[Stored records]
▽

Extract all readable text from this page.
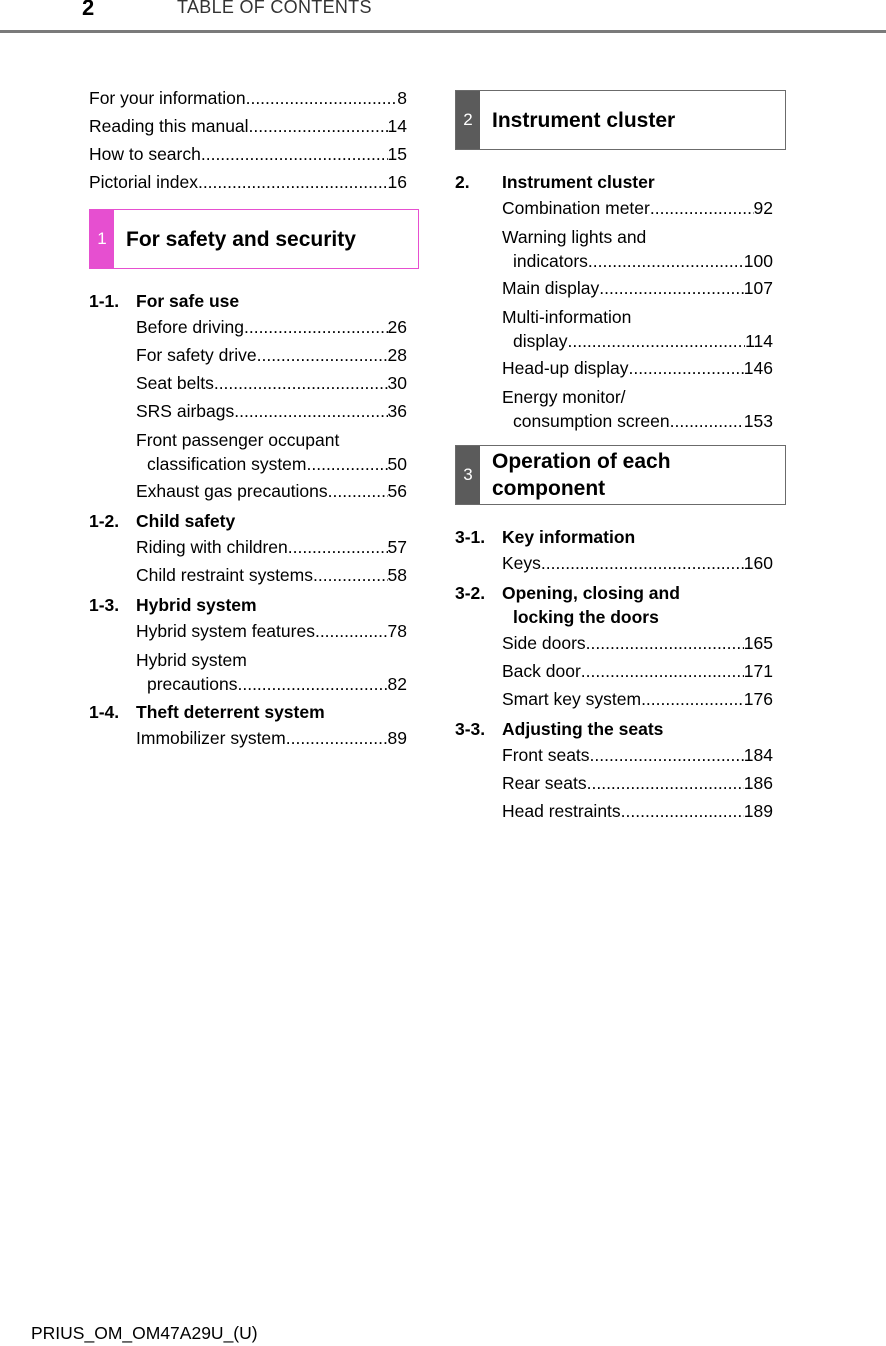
2	TABLE OF CONTENTS
For your information .....	8
Reading this manual .....	14
How to search .....	15
Pictorial index .....	16
1 For safety and security
1-1. For safe use
Before driving .....	26
For safety drive .....	28
Seat belts .....	30
SRS airbags .....	36
Front passenger occupant
classification system .....	50
Exhaust gas precautions .....	56
1-2. Child safety
Riding with children .....	57
Child restraint systems .....	58
1-3. Hybrid system
Hybrid system features .....	78
Hybrid system
precautions .....	82
1-4. Theft deterrent system
Immobilizer system .....	89
2 Instrument cluster
2.	Instrument cluster
Combination meter .....	92
Warning lights and
indicators .....	100
Main display .....	107
Multi-information
display .....	114
Head-up display .....	146
Energy monitor/
consumption screen .....	153
3
Operation of each
component
3-1. Key information
Keys .....	160
3-2. Opening, closing and
locking the doors
Side doors .....	165
Back door .....	171
Smart key system .....	176
3-3. Adjusting the seats
Front seats .....	184
Rear seats .....	186
Head restraints .....	189
PRIUS_OM_OM47A29U_(U)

△

◆ **EXERCISE**
Write the records above out again exactly, with no pictures in your copy.

◆ **RESULT OF THE EXERCISE**
Extract all readable text from this page.
2	TABLE OF CONTENTS
For your information .....	8
Reading this manual .....	14
How to search .....	15
Pictorial index .....	16
1 For safety and security
1-1. For safe use
Before driving .....	26
For safety drive .....	28
Seat belts .....	30
SRS airbags .....	36
Front passenger occupant
classification system .....	50
Exhaust gas precautions .....	56
1-2. Child safety
Riding with children .....	57
Child restraint systems .....	58
1-3. Hybrid system
Hybrid system features .....	78
Hybrid system
precautions .....	82
1-4. Theft deterrent system
Immobilizer system .....	89
2 Instrument cluster
2.	Instrument cluster
Combination meter .....	92
Warning lights and
indicators .....	100
Main display .....	107
Multi-information
display .....	114
Head-up display .....	146
Energy monitor/
consumption screen .....	153
3
Operation of each
component
3-1. Key information
Keys .....	160
3-2. Opening, closing and
locking the doors
Side doors .....	165
Back door .....	171
Smart key system .....	176
3-3. Adjusting the seats
Front seats .....	184
Rear seats .....	186
Head restraints .....	189
PRIUS_OM_OM47A29U_(U)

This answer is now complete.